__YOUR OBJECTIVE__. Tally the lines of the listing that contain the word "감사합니다", then give the total and nothing else.

================

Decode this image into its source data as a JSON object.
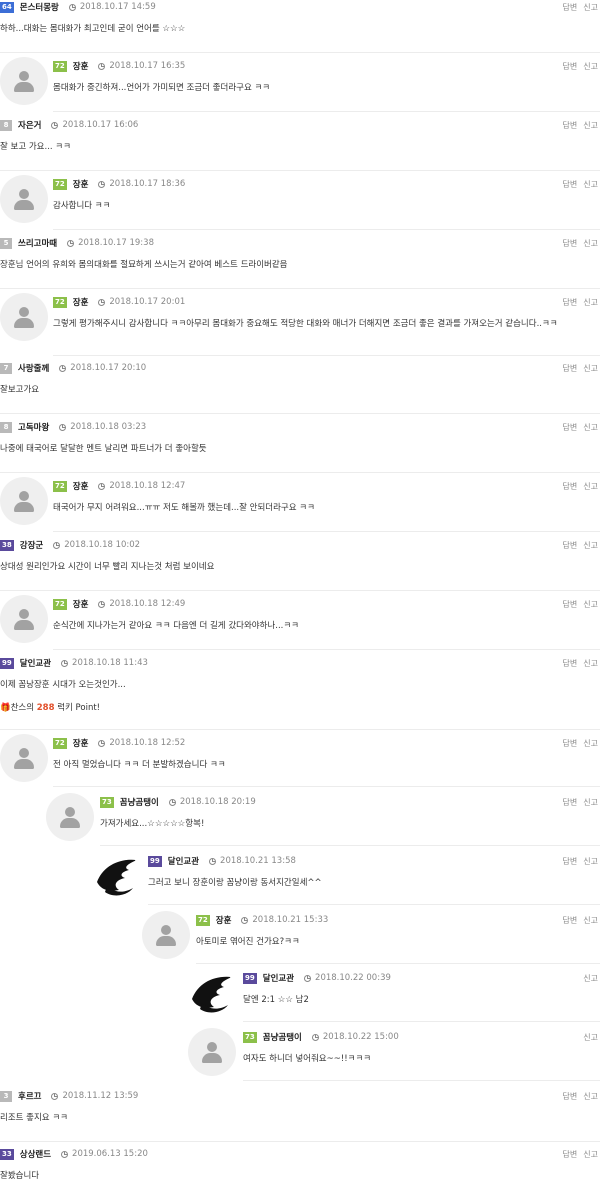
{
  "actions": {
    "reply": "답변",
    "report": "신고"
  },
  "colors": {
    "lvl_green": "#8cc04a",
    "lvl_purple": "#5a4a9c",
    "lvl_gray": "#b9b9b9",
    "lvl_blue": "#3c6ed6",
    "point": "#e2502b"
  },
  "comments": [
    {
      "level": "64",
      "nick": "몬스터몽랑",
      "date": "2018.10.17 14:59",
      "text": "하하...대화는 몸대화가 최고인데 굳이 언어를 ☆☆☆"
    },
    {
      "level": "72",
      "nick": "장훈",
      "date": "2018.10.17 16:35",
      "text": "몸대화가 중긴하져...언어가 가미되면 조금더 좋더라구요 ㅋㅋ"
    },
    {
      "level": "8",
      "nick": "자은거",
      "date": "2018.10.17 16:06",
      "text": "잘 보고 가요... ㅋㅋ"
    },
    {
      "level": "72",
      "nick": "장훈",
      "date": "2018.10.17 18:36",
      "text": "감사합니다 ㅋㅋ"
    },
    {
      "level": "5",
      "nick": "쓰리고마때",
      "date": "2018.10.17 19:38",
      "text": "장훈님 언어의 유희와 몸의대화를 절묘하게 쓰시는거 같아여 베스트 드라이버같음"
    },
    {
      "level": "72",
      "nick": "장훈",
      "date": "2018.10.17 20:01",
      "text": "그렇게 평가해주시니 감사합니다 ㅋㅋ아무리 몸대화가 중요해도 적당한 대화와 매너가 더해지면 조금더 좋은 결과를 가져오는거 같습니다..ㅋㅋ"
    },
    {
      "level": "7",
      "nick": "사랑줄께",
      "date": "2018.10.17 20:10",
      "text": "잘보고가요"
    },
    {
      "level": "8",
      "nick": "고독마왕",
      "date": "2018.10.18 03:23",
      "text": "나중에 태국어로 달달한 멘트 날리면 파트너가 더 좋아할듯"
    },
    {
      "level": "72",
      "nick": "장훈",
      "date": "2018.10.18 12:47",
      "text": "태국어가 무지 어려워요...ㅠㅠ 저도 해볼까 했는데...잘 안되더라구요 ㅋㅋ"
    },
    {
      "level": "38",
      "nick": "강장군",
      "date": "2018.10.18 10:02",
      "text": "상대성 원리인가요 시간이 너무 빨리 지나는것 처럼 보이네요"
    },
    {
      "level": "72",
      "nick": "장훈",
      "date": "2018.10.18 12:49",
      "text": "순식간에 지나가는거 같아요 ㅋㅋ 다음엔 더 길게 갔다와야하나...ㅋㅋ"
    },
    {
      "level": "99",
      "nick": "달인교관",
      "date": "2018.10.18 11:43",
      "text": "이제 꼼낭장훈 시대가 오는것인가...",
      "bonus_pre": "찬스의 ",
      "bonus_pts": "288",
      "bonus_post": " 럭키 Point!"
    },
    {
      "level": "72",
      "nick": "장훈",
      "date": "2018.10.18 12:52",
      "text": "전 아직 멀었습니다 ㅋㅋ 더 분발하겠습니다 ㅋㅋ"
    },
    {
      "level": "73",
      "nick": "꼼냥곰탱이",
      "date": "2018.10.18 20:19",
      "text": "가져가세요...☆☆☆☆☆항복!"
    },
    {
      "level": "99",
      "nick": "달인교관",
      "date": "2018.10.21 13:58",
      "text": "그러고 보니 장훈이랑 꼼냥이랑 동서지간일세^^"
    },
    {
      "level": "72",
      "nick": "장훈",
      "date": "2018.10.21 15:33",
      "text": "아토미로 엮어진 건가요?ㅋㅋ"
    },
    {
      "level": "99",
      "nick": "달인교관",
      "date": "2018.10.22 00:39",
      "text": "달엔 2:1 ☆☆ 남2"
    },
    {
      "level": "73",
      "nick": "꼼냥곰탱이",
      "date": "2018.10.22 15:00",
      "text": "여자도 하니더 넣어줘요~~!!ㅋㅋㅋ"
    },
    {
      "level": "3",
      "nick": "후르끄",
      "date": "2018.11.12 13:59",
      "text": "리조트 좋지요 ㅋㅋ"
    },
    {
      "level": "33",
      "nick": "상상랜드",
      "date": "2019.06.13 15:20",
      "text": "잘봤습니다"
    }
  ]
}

================

__RESULT OF THIS EXERCISE__. 2